→ GOAL OF THE EXERCISE: The reply should give back every entry exactly as written.

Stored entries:
# # # # #

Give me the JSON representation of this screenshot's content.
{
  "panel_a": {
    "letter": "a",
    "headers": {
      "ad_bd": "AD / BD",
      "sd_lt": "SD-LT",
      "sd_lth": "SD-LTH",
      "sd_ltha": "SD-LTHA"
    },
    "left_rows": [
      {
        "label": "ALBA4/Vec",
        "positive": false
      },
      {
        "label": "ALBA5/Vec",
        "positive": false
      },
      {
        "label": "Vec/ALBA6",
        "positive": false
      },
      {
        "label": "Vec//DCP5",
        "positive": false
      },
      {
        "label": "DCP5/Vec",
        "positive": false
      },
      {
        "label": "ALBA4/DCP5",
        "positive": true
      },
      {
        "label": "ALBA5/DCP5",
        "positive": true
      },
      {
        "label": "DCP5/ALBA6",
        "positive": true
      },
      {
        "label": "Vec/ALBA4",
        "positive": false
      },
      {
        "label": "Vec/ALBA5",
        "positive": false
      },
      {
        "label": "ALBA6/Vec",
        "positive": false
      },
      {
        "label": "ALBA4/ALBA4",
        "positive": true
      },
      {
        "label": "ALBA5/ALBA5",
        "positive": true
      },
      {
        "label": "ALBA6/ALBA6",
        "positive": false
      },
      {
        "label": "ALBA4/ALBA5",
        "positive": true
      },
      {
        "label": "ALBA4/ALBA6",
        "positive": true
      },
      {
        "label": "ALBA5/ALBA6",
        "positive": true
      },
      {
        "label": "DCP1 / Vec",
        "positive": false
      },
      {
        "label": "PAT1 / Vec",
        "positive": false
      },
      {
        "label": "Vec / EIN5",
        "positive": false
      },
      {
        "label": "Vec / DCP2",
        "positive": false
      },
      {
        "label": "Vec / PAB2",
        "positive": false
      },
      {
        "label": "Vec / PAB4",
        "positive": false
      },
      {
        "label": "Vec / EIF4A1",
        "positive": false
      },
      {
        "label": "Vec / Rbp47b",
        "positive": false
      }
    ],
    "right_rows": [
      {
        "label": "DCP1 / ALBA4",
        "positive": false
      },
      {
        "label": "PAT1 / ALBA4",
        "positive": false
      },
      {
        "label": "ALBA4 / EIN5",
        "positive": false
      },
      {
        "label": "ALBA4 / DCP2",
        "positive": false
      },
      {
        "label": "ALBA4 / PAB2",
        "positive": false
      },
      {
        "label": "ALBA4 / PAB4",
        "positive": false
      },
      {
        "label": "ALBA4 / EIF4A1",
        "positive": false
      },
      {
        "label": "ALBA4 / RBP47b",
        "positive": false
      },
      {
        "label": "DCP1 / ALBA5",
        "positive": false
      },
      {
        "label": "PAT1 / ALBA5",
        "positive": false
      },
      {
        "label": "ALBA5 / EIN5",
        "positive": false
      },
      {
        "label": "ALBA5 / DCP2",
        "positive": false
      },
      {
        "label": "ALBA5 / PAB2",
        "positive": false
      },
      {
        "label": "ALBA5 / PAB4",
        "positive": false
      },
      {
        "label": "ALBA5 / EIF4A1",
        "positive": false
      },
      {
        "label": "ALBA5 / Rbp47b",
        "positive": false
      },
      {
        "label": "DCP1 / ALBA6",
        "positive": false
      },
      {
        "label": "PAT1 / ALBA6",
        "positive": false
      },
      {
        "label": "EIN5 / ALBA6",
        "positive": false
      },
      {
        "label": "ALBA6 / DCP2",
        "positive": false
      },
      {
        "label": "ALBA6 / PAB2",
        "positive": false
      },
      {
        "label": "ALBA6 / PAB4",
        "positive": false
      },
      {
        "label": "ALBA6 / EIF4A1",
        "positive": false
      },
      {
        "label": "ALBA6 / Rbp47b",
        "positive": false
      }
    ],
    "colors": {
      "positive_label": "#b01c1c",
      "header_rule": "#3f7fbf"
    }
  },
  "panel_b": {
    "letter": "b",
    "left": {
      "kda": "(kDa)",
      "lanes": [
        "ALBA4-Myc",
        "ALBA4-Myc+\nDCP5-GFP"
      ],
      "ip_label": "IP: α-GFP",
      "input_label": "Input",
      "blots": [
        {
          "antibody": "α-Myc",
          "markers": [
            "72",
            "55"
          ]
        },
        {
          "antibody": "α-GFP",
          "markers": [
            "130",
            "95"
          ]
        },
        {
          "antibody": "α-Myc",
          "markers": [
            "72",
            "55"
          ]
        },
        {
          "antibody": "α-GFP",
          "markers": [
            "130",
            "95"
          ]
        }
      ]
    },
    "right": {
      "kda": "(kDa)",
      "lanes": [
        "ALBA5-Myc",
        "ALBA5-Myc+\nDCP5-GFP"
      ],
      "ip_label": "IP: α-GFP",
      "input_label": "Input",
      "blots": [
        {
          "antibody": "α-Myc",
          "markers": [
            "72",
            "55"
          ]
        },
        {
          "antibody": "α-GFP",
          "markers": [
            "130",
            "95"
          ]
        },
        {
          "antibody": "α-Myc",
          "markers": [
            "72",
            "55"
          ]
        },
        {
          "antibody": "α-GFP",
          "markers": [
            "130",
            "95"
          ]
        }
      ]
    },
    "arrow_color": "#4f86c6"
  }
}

# # # # #

→ RESULT BELOW:
Give me the JSON representation of this screenshot's content.
{
  "panel_a": {
    "letter": "a",
    "headers": {
      "ad_bd": "AD / BD",
      "sd_lt": "SD-LT",
      "sd_lth": "SD-LTH",
      "sd_ltha": "SD-LTHA"
    },
    "left_rows": [
      {
        "label": "ALBA4/Vec",
        "positive": false
      },
      {
        "label": "ALBA5/Vec",
        "positive": false
      },
      {
        "label": "Vec/ALBA6",
        "positive": false
      },
      {
        "label": "Vec//DCP5",
        "positive": false
      },
      {
        "label": "DCP5/Vec",
        "positive": false
      },
      {
        "label": "ALBA4/DCP5",
        "positive": true
      },
      {
        "label": "ALBA5/DCP5",
        "positive": true
      },
      {
        "label": "DCP5/ALBA6",
        "positive": true
      },
      {
        "label": "Vec/ALBA4",
        "positive": false
      },
      {
        "label": "Vec/ALBA5",
        "positive": false
      },
      {
        "label": "ALBA6/Vec",
        "positive": false
      },
      {
        "label": "ALBA4/ALBA4",
        "positive": true
      },
      {
        "label": "ALBA5/ALBA5",
        "positive": true
      },
      {
        "label": "ALBA6/ALBA6",
        "positive": false
      },
      {
        "label": "ALBA4/ALBA5",
        "positive": true
      },
      {
        "label": "ALBA4/ALBA6",
        "positive": true
      },
      {
        "label": "ALBA5/ALBA6",
        "positive": true
      },
      {
        "label": "DCP1 / Vec",
        "positive": false
      },
      {
        "label": "PAT1 / Vec",
        "positive": false
      },
      {
        "label": "Vec / EIN5",
        "positive": false
      },
      {
        "label": "Vec / DCP2",
        "positive": false
      },
      {
        "label": "Vec / PAB2",
        "positive": false
      },
      {
        "label": "Vec / PAB4",
        "positive": false
      },
      {
        "label": "Vec / EIF4A1",
        "positive": false
      },
      {
        "label": "Vec / Rbp47b",
        "positive": false
      }
    ],
    "right_rows": [
      {
        "label": "DCP1 / ALBA4",
        "positive": false
      },
      {
        "label": "PAT1 / ALBA4",
        "positive": false
      },
      {
        "label": "ALBA4 / EIN5",
        "positive": false
      },
      {
        "label": "ALBA4 / DCP2",
        "positive": false
      },
      {
        "label": "ALBA4 / PAB2",
        "positive": false
      },
      {
        "label": "ALBA4 / PAB4",
        "positive": false
      },
      {
        "label": "ALBA4 / EIF4A1",
        "positive": false
      },
      {
        "label": "ALBA4 / RBP47b",
        "positive": false
      },
      {
        "label": "DCP1 / ALBA5",
        "positive": false
      },
      {
        "label": "PAT1 / ALBA5",
        "positive": false
      },
      {
        "label": "ALBA5 / EIN5",
        "positive": false
      },
      {
        "label": "ALBA5 / DCP2",
        "positive": false
      },
      {
        "label": "ALBA5 / PAB2",
        "positive": false
      },
      {
        "label": "ALBA5 / PAB4",
        "positive": false
      },
      {
        "label": "ALBA5 / EIF4A1",
        "positive": false
      },
      {
        "label": "ALBA5 / Rbp47b",
        "positive": false
      },
      {
        "label": "DCP1 / ALBA6",
        "positive": false
      },
      {
        "label": "PAT1 / ALBA6",
        "positive": false
      },
      {
        "label": "EIN5 / ALBA6",
        "positive": false
      },
      {
        "label": "ALBA6 / DCP2",
        "positive": false
      },
      {
        "label": "ALBA6 / PAB2",
        "positive": false
      },
      {
        "label": "ALBA6 / PAB4",
        "positive": false
      },
      {
        "label": "ALBA6 / EIF4A1",
        "positive": false
      },
      {
        "label": "ALBA6 / Rbp47b",
        "positive": false
      }
    ],
    "colors": {
      "positive_label": "#b01c1c",
      "header_rule": "#3f7fbf"
    }
  },
  "panel_b": {
    "letter": "b",
    "left": {
      "kda": "(kDa)",
      "lanes": [
        "ALBA4-Myc",
        "ALBA4-Myc+\nDCP5-GFP"
      ],
      "ip_label": "IP: α-GFP",
      "input_label": "Input",
      "blots": [
        {
          "antibody": "α-Myc",
          "markers": [
            "72",
            "55"
          ]
        },
        {
          "antibody": "α-GFP",
          "markers": [
            "130",
            "95"
          ]
        },
        {
          "antibody": "α-Myc",
          "markers": [
            "72",
            "55"
          ]
        },
        {
          "antibody": "α-GFP",
          "markers": [
            "130",
            "95"
          ]
        }
      ]
    },
    "right": {
      "kda": "(kDa)",
      "lanes": [
        "ALBA5-Myc",
        "ALBA5-Myc+\nDCP5-GFP"
      ],
      "ip_label": "IP: α-GFP",
      "input_label": "Input",
      "blots": [
        {
          "antibody": "α-Myc",
          "markers": [
            "72",
            "55"
          ]
        },
        {
          "antibody": "α-GFP",
          "markers": [
            "130",
            "95"
          ]
        },
        {
          "antibody": "α-Myc",
          "markers": [
            "72",
            "55"
          ]
        },
        {
          "antibody": "α-GFP",
          "markers": [
            "130",
            "95"
          ]
        }
      ]
    },
    "arrow_color": "#4f86c6"
  }
}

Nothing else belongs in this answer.